> _Task inputs_
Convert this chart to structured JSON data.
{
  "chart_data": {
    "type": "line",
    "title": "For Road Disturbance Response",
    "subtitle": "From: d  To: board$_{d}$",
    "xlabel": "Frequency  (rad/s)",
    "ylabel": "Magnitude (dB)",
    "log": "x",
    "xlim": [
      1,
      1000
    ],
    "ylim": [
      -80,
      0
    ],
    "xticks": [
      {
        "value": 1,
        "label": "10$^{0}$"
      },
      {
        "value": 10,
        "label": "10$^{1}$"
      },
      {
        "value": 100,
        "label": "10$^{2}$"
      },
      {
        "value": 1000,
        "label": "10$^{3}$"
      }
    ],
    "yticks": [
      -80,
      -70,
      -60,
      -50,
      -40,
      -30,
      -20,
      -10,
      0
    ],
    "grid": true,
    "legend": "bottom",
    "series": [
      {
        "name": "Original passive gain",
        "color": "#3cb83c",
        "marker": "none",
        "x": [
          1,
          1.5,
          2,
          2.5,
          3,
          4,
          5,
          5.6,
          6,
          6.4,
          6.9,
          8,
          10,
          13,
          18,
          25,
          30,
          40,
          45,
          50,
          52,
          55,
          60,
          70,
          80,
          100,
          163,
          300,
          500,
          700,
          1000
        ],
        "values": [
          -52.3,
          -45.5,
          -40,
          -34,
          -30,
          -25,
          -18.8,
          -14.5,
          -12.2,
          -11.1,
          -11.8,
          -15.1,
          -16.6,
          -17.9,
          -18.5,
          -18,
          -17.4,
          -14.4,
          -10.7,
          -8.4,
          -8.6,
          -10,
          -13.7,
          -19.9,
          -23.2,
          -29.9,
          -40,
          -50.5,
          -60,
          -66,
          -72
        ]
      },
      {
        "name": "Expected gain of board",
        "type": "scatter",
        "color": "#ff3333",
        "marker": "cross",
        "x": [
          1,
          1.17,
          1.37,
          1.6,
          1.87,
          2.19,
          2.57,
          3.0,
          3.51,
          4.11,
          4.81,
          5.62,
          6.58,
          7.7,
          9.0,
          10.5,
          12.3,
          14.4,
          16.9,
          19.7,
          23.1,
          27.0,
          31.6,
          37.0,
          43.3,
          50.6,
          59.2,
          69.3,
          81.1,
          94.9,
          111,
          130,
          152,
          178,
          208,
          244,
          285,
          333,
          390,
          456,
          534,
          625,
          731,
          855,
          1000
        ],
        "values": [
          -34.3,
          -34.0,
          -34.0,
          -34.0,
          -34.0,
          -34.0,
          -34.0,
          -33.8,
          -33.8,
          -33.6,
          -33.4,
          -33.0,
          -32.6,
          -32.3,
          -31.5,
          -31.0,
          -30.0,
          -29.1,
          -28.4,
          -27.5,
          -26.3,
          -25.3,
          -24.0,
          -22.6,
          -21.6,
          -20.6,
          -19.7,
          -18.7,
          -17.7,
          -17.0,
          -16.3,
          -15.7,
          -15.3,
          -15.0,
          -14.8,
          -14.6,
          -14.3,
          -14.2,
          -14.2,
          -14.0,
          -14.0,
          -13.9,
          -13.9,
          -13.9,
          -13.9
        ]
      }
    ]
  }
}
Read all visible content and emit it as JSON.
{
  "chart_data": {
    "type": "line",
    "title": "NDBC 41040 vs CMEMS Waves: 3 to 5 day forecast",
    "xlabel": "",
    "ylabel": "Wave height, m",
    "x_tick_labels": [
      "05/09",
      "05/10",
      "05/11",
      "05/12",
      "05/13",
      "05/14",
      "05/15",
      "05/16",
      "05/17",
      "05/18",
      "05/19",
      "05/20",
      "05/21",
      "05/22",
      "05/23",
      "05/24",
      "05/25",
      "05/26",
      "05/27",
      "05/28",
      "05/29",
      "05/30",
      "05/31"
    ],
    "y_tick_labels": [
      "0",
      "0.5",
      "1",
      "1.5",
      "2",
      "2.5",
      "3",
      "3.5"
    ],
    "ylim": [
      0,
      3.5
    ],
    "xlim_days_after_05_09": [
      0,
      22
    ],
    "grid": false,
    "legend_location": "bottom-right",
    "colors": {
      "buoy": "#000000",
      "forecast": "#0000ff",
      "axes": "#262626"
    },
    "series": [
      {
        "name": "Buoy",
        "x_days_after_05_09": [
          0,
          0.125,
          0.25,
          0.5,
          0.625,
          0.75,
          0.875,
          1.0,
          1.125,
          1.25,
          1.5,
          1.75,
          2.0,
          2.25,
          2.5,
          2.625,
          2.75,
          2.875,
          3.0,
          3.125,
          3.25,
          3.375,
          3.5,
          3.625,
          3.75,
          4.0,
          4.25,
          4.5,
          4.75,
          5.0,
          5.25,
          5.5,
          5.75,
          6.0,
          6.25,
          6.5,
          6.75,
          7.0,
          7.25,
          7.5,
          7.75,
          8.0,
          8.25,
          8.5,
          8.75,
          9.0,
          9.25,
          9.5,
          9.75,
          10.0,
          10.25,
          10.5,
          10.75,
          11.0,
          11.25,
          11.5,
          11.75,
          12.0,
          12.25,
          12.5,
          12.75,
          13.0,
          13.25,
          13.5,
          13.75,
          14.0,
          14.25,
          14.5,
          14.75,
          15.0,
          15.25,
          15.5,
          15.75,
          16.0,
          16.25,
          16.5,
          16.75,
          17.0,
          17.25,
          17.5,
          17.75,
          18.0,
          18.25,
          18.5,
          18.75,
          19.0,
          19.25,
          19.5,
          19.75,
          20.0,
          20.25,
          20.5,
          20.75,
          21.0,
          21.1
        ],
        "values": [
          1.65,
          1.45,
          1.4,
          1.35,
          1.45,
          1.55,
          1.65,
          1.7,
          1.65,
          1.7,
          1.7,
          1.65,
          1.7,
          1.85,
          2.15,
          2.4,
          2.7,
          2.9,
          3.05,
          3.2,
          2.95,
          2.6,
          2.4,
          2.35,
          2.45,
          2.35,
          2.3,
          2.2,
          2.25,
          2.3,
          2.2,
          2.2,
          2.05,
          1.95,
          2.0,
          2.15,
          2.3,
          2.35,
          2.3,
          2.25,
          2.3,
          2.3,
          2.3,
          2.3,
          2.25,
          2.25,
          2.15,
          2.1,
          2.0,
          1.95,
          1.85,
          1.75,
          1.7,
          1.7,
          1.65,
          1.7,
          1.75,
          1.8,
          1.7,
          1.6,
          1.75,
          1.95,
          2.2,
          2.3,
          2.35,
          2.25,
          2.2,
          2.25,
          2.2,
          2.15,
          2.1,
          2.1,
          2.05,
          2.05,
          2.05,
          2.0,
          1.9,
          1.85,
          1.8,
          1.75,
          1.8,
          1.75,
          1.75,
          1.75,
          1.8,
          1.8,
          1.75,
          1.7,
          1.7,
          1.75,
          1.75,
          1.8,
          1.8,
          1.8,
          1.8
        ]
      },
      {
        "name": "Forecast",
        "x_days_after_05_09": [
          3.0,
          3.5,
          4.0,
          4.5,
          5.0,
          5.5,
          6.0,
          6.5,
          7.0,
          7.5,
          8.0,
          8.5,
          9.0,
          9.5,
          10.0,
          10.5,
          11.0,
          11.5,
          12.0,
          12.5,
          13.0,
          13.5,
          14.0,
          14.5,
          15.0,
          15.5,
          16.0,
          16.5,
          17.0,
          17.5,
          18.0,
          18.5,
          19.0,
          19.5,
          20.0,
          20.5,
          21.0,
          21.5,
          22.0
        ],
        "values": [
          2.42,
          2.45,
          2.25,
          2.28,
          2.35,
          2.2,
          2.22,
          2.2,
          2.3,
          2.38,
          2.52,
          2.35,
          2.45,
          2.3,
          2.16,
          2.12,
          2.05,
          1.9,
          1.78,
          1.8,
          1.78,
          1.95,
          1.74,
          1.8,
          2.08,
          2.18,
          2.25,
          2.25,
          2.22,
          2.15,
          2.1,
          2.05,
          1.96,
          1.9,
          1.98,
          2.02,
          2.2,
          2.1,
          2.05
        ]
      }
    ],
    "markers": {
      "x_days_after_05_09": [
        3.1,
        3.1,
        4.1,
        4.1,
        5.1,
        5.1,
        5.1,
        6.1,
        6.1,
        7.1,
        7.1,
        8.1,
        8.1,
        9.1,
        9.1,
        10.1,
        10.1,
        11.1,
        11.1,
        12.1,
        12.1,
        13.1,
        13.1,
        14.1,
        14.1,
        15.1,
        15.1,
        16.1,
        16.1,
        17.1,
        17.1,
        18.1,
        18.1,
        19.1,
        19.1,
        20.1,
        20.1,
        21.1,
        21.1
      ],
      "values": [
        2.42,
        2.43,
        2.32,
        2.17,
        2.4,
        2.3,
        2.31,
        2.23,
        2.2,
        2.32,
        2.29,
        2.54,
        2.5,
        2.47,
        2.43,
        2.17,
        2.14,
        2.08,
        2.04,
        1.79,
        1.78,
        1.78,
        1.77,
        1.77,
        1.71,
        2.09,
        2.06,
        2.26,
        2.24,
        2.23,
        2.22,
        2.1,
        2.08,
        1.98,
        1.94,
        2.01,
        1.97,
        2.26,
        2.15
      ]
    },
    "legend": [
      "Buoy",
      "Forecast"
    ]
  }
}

> _Stated goal_
Read the entries and show each line that mentions "gain".

> _The solution_
        "name": "Original passive gain",
        "name": "Expected gain of board",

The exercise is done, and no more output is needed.